» Problem details
Count how many lines include "Imagen" and answer with that number only.

***

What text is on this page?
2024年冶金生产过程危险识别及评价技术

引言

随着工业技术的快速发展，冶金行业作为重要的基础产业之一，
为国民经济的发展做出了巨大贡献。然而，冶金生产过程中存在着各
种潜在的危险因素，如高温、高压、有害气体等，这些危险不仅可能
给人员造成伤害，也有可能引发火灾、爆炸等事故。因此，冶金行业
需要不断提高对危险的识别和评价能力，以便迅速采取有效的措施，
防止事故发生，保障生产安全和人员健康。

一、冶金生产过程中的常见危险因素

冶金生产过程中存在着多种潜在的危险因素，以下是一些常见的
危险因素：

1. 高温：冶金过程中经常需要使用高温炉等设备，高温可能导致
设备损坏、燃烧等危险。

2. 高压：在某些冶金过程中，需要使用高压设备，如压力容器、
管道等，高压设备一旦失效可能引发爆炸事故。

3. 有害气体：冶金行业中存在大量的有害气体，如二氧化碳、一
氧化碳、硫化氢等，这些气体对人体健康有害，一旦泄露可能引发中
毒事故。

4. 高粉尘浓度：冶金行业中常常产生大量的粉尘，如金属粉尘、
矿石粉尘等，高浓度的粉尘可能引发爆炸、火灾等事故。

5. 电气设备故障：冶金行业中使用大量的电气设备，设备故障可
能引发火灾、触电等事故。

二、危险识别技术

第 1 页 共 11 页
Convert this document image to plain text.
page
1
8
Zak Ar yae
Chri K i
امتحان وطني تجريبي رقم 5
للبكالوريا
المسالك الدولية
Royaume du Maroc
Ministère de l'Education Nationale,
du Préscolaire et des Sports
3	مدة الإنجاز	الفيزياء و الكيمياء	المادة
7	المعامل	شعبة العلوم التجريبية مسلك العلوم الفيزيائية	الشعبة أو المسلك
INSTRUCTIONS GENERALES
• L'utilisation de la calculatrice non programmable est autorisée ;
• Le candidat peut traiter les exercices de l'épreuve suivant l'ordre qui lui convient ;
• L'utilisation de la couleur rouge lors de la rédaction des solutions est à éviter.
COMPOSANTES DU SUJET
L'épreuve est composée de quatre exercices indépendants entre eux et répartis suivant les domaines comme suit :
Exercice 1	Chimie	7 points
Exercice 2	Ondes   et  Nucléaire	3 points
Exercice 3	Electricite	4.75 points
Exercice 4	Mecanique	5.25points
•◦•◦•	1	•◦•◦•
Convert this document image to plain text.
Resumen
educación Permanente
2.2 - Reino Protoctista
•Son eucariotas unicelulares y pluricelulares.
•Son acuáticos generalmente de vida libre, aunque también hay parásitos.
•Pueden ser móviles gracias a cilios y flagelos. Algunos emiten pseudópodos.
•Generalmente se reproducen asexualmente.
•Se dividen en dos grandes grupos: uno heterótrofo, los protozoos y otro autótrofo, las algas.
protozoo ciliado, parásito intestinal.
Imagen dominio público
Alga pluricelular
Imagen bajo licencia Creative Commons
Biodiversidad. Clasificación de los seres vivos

***

» Exercise result
2